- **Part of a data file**
********************

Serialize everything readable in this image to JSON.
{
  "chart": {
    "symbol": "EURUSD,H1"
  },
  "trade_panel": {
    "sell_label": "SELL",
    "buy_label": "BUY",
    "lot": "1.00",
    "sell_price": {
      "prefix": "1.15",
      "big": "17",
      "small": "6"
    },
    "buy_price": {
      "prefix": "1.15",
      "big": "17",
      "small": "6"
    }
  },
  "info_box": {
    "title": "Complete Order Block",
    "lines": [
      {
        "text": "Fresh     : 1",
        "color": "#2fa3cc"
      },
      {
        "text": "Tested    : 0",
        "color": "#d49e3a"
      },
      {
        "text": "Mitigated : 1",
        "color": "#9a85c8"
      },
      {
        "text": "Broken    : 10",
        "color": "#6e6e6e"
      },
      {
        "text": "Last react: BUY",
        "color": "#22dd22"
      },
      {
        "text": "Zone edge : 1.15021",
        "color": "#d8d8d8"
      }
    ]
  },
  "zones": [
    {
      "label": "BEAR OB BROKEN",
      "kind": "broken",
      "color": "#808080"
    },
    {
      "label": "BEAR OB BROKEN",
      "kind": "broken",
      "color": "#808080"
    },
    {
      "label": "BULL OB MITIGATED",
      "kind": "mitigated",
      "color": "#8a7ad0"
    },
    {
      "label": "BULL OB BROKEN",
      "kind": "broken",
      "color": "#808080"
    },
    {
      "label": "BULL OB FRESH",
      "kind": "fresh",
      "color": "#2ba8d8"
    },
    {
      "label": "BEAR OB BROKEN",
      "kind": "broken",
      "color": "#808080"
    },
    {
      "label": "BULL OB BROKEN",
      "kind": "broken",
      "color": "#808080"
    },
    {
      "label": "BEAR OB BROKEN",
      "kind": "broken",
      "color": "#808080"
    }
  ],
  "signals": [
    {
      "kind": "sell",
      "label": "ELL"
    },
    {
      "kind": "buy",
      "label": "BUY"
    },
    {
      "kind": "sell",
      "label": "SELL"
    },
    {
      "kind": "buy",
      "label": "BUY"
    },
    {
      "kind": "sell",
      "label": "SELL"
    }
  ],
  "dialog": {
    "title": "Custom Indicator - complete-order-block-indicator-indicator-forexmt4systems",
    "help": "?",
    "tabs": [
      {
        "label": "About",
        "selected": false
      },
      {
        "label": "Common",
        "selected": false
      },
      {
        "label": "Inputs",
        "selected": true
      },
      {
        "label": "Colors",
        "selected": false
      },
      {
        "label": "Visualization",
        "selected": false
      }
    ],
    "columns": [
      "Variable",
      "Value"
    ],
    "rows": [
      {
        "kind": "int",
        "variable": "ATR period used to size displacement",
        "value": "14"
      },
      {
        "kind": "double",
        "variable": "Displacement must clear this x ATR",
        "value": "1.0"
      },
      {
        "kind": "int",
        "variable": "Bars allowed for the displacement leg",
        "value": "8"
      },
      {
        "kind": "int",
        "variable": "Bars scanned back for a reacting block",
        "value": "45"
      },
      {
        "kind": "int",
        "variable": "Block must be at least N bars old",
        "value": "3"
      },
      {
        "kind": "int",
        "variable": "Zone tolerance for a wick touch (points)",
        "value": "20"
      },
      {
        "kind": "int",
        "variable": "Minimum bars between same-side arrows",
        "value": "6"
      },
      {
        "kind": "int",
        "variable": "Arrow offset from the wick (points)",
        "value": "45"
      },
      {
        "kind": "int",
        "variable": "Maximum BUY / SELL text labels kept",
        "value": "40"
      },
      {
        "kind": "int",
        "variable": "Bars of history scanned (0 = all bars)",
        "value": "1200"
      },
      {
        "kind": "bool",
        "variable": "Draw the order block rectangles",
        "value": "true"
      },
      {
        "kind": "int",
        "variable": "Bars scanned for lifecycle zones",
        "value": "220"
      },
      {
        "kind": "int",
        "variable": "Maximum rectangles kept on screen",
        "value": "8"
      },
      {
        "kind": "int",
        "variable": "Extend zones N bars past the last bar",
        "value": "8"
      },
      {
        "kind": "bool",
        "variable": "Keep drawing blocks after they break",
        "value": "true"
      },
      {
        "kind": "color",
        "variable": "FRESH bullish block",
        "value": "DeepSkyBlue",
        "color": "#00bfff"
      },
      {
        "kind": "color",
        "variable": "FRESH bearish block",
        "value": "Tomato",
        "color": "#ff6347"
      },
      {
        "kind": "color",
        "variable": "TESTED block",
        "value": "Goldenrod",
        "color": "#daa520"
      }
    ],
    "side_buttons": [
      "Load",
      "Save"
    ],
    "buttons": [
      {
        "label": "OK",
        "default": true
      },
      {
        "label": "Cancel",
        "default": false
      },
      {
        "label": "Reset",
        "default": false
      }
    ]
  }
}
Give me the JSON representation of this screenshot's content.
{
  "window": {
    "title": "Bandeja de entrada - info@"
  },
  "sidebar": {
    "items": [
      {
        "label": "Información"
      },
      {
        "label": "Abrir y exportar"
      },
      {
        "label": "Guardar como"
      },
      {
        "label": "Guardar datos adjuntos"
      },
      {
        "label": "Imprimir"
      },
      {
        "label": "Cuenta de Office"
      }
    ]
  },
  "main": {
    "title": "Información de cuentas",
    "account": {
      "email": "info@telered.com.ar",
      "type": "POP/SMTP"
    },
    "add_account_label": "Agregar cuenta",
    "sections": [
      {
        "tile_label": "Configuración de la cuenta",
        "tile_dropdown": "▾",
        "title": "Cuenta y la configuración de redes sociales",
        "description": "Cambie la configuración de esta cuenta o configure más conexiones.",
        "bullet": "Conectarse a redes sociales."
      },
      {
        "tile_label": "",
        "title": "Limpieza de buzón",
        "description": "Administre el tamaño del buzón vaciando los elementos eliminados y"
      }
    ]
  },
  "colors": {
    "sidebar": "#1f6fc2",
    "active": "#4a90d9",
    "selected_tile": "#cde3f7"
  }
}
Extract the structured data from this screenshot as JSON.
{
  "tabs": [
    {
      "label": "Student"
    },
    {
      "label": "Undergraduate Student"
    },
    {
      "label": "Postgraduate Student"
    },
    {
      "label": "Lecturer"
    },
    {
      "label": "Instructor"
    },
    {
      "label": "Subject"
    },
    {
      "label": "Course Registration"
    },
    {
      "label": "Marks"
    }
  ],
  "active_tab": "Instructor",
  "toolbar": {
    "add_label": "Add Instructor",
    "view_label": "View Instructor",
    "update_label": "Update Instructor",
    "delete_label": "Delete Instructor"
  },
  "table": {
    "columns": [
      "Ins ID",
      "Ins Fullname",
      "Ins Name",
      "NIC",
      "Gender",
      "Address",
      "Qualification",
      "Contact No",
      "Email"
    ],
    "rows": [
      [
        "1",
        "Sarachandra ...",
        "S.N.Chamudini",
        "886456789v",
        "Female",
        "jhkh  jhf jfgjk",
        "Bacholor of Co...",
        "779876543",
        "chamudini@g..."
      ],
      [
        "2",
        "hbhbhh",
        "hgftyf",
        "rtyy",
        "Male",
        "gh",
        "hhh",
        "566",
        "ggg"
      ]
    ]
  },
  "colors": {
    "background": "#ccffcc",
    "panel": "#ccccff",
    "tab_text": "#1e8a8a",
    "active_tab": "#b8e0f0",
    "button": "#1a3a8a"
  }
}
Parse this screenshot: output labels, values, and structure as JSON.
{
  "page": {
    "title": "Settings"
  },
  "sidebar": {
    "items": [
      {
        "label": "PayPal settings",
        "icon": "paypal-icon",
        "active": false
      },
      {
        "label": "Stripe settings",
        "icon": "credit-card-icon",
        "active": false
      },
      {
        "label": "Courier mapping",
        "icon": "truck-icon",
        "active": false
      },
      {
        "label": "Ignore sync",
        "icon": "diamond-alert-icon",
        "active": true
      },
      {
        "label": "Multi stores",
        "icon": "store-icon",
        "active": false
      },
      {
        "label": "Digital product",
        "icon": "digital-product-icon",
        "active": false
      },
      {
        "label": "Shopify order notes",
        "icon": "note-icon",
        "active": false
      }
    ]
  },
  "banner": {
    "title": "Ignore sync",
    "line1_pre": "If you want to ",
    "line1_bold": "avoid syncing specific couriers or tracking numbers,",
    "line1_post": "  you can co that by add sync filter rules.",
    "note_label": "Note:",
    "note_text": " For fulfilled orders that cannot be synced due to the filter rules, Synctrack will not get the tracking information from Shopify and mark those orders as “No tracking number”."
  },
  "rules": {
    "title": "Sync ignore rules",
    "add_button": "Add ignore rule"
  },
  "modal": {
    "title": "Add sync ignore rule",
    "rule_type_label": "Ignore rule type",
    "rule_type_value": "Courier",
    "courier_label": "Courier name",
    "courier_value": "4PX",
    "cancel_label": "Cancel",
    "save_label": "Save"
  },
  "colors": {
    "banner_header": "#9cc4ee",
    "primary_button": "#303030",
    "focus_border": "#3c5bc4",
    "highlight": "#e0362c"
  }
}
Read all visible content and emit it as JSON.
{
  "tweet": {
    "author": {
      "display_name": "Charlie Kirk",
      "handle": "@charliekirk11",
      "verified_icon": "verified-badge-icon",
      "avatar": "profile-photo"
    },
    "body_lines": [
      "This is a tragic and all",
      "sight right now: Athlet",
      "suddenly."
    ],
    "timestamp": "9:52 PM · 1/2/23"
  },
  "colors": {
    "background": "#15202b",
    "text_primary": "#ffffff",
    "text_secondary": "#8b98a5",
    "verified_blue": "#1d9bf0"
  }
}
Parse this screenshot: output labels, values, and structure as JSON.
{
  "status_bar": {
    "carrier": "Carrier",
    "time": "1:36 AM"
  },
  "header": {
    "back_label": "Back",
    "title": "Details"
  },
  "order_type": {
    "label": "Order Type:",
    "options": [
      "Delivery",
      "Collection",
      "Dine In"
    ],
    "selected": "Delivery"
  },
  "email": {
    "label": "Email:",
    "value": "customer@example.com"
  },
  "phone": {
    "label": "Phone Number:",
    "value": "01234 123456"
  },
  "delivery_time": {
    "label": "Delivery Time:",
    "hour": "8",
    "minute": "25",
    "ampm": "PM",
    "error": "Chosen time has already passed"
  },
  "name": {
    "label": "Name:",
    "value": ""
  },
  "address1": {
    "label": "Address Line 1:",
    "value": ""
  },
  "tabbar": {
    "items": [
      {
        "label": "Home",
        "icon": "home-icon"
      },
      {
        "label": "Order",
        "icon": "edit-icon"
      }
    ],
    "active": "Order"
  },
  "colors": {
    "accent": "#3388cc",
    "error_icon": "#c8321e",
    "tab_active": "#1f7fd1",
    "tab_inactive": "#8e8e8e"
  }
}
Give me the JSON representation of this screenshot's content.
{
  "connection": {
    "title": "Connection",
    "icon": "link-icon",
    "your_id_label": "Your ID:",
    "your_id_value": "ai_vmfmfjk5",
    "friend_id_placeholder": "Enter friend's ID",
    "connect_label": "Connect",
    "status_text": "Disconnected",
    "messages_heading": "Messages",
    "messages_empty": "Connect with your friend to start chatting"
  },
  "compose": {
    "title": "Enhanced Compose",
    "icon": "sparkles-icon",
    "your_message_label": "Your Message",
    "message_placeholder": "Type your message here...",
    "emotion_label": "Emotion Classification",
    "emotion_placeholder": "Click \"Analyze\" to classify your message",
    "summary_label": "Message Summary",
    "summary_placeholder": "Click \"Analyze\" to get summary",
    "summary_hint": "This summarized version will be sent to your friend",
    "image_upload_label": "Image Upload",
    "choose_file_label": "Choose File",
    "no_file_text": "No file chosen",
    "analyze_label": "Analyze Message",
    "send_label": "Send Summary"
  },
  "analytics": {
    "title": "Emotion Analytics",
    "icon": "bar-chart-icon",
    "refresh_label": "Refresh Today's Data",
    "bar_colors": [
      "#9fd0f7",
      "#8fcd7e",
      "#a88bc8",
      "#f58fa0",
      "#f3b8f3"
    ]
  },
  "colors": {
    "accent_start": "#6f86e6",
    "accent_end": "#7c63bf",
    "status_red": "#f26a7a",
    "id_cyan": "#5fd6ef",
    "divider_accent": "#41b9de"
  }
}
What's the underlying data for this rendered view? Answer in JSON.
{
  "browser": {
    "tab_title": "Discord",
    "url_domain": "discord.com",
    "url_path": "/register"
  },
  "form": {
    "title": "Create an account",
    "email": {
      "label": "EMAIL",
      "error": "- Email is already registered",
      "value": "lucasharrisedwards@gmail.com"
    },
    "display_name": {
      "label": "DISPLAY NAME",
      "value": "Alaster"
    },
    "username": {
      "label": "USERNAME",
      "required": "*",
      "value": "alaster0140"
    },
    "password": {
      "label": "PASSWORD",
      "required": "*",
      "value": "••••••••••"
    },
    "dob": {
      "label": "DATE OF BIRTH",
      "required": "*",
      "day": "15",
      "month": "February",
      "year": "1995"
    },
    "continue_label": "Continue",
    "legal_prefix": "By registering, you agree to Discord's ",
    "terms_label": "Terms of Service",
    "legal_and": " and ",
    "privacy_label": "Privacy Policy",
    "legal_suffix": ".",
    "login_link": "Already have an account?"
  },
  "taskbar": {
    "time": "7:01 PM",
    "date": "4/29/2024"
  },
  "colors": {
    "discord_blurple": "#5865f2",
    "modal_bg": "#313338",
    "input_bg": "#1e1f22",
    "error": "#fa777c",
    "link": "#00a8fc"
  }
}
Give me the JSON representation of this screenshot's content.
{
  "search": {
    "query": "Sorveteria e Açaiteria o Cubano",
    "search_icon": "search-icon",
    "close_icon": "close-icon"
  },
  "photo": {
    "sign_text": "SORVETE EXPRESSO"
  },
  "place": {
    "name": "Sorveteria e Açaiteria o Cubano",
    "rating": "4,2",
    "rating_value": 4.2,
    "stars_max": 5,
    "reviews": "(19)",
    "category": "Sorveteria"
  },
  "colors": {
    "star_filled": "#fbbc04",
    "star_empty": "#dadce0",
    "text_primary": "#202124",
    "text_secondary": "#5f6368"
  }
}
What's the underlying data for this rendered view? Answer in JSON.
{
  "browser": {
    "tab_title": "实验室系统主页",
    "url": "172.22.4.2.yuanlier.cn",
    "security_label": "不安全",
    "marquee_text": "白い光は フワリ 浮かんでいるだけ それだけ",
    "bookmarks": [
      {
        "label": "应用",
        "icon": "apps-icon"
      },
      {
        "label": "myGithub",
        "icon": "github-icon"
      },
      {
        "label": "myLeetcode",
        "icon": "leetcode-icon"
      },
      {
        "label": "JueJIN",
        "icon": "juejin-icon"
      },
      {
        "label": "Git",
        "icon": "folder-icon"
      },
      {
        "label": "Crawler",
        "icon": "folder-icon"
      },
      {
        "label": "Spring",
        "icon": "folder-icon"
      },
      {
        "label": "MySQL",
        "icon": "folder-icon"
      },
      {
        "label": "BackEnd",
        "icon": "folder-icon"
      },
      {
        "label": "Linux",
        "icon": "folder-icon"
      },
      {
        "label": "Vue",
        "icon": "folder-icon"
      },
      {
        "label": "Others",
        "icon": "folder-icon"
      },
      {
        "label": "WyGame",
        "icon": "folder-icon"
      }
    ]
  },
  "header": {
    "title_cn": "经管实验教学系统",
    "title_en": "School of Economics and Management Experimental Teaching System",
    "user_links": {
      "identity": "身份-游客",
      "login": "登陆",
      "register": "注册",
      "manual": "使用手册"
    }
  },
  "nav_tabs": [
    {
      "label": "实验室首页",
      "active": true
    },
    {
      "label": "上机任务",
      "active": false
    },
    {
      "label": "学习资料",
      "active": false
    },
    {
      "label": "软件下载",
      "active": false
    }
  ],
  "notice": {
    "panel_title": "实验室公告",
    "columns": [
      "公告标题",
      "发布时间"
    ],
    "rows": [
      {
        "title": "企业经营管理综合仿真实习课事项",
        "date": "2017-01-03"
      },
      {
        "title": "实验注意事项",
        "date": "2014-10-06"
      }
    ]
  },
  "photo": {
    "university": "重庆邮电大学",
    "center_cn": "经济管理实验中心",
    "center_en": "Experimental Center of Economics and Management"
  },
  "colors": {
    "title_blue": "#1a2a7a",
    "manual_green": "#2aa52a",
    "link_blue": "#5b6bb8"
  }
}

********************

- **What is asked**
Show every line above in which the word "Click" occurs.

- **Problem solution**
    "emotion_placeholder": "Click \"Analyze\" to classify your message",
    "summary_placeholder": "Click \"Analyze\" to get summary",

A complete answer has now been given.